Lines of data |
··········

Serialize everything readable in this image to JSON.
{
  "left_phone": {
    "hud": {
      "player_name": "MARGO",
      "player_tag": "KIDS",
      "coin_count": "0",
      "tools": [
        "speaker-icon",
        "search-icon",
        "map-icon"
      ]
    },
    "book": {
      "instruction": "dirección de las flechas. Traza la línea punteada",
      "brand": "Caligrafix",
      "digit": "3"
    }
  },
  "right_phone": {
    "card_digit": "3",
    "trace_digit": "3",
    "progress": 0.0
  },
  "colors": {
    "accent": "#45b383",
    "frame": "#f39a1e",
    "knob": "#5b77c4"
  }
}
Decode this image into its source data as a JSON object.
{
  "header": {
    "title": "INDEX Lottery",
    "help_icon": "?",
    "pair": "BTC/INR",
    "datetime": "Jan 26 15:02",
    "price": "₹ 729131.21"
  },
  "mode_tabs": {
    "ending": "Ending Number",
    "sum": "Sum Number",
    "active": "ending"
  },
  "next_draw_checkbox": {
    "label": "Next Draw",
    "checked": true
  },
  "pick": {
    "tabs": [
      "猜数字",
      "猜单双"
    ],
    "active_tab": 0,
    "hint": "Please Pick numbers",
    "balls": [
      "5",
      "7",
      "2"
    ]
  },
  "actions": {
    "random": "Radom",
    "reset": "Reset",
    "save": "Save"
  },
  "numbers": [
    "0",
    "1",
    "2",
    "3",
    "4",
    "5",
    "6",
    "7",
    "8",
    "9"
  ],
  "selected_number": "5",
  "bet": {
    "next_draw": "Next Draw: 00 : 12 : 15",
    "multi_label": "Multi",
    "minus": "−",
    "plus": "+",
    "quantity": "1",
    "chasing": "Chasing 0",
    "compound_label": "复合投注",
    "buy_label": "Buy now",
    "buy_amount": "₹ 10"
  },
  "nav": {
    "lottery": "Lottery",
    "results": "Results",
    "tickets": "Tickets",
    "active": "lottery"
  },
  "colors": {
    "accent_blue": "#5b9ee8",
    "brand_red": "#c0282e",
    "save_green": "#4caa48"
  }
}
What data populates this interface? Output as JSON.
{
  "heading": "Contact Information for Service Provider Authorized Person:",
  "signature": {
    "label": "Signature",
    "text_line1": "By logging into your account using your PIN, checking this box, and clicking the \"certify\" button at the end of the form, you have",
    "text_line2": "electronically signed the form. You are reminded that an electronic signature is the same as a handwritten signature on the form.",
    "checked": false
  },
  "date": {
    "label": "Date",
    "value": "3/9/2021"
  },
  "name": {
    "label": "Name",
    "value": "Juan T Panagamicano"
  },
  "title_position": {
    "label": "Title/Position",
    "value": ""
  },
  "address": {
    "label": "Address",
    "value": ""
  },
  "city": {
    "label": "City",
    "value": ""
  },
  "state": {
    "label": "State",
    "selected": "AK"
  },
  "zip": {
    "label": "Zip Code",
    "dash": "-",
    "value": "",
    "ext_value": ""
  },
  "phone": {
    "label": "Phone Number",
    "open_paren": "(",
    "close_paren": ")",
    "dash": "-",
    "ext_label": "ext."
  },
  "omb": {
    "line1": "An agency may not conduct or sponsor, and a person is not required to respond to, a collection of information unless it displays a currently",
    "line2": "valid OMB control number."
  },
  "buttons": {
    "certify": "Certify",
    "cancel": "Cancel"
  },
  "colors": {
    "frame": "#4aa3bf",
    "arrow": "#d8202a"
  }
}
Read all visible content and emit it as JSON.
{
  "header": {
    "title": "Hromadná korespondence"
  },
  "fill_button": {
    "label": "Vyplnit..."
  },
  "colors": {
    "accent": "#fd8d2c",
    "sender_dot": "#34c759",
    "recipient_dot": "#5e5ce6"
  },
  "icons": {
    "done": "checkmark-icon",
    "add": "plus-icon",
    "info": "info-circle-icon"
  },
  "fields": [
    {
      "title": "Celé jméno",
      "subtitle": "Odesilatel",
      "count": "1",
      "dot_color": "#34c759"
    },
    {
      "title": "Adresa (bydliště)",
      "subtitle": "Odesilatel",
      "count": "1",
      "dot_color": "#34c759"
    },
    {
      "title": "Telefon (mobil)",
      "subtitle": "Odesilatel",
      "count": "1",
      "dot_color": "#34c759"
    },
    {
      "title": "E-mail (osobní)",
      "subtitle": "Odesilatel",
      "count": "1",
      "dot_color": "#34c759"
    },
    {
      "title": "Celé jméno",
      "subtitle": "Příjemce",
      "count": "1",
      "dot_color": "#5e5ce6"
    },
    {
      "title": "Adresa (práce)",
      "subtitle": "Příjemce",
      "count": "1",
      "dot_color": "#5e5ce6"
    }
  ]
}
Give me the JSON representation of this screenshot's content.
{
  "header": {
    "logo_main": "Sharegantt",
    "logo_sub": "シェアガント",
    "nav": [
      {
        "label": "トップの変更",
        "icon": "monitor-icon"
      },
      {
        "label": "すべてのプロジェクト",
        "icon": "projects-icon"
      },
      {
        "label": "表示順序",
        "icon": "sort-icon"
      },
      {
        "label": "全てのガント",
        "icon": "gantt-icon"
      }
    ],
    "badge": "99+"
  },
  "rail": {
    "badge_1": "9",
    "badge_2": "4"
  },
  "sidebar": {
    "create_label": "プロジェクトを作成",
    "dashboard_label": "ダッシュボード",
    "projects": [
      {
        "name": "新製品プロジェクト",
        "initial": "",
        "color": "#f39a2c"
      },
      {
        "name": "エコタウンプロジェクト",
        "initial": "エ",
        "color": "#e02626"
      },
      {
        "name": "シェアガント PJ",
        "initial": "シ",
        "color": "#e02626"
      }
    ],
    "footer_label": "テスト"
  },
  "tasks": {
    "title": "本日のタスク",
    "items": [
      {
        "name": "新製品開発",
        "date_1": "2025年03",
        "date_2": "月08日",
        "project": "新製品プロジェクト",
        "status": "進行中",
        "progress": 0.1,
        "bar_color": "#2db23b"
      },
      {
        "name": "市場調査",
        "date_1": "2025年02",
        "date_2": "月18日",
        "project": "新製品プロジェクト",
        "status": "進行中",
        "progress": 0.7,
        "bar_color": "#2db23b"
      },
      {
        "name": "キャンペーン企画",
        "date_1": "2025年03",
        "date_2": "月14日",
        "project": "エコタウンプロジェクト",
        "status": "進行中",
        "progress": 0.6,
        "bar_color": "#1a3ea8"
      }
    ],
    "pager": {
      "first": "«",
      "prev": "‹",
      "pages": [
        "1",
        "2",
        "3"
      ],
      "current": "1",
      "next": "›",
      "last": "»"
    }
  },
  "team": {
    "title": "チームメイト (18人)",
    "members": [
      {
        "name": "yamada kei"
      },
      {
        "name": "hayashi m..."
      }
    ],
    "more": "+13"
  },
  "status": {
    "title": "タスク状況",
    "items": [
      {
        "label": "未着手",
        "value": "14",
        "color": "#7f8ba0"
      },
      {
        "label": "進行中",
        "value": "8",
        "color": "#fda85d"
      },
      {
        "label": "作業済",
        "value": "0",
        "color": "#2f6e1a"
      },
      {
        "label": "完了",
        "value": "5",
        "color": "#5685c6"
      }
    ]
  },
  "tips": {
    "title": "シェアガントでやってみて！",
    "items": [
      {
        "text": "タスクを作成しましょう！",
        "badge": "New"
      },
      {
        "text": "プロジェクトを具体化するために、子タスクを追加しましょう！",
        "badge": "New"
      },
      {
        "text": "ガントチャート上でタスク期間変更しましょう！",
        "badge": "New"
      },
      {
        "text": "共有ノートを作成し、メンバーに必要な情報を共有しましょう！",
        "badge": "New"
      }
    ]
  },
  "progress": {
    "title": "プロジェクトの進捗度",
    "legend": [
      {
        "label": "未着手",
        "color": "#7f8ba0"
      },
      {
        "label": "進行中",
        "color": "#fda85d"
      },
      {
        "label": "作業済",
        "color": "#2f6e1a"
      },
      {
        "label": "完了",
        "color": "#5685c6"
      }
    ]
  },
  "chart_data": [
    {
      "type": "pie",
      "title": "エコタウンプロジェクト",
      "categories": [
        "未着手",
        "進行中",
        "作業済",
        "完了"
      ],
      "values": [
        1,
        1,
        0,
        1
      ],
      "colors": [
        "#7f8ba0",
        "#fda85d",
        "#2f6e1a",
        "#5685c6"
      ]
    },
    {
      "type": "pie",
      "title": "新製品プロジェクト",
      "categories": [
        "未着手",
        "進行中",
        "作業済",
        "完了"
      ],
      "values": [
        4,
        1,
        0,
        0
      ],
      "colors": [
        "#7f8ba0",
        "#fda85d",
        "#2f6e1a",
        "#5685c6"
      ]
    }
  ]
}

··········

Problem statement | In the entries above, locate every line with the word "into" and copy it.

Result for this task |
Decode this image into its source data as a JSON object.
    "text_line1": "By logging into your account using your PIN, checking this box, and clicking the \"certify\" button at the end of the form, you have",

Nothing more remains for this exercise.